* Start *

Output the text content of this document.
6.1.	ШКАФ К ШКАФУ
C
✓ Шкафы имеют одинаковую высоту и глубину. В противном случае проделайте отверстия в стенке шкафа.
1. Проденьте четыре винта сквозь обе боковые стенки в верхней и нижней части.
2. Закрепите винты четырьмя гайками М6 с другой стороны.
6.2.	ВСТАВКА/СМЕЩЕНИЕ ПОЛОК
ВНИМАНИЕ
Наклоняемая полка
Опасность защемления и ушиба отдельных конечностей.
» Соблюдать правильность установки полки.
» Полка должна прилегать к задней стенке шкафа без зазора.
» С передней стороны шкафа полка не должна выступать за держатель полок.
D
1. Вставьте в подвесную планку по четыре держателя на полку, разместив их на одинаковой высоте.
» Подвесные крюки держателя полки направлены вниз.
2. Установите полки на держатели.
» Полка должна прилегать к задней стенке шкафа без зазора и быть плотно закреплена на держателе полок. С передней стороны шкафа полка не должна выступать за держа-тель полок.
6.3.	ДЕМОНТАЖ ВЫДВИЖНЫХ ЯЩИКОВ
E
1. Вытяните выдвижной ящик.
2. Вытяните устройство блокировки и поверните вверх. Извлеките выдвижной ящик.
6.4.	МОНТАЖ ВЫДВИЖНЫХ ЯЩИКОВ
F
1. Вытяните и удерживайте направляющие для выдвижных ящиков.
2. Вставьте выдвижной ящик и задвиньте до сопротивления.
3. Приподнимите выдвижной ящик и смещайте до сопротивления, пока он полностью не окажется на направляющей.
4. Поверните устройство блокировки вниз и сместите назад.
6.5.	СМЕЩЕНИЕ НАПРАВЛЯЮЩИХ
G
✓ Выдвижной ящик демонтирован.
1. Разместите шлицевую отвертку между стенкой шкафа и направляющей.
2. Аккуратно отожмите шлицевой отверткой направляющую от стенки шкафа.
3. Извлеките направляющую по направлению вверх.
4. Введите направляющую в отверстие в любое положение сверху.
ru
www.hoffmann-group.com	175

* End *

▸ **Exercise goal**:
Copy each record from above exactly, and include every line.

▸ **Response for this exercise**:
Output the text content of this document.
6.1.	ШКАФ К ШКАФУ
C
✓ Шкафы имеют одинаковую высоту и глубину. В противном случае проделайте отверстия в стенке шкафа.
1. Проденьте четыре винта сквозь обе боковые стенки в верхней и нижней части.
2. Закрепите винты четырьмя гайками М6 с другой стороны.
6.2.	ВСТАВКА/СМЕЩЕНИЕ ПОЛОК
ВНИМАНИЕ
Наклоняемая полка
Опасность защемления и ушиба отдельных конечностей.
» Соблюдать правильность установки полки.
» Полка должна прилегать к задней стенке шкафа без зазора.
» С передней стороны шкафа полка не должна выступать за держатель полок.
D
1. Вставьте в подвесную планку по четыре держателя на полку, разместив их на одинаковой высоте.
» Подвесные крюки держателя полки направлены вниз.
2. Установите полки на держатели.
» Полка должна прилегать к задней стенке шкафа без зазора и быть плотно закреплена на держателе полок. С передней стороны шкафа полка не должна выступать за держа-тель полок.
6.3.	ДЕМОНТАЖ ВЫДВИЖНЫХ ЯЩИКОВ
E
1. Вытяните выдвижной ящик.
2. Вытяните устройство блокировки и поверните вверх. Извлеките выдвижной ящик.
6.4.	МОНТАЖ ВЫДВИЖНЫХ ЯЩИКОВ
F
1. Вытяните и удерживайте направляющие для выдвижных ящиков.
2. Вставьте выдвижной ящик и задвиньте до сопротивления.
3. Приподнимите выдвижной ящик и смещайте до сопротивления, пока он полностью не окажется на направляющей.
4. Поверните устройство блокировки вниз и сместите назад.
6.5.	СМЕЩЕНИЕ НАПРАВЛЯЮЩИХ
G
✓ Выдвижной ящик демонтирован.
1. Разместите шлицевую отвертку между стенкой шкафа и направляющей.
2. Аккуратно отожмите шлицевой отверткой направляющую от стенки шкафа.
3. Извлеките направляющую по направлению вверх.
4. Введите направляющую в отверстие в любое положение сверху.
ru
www.hoffmann-group.com	175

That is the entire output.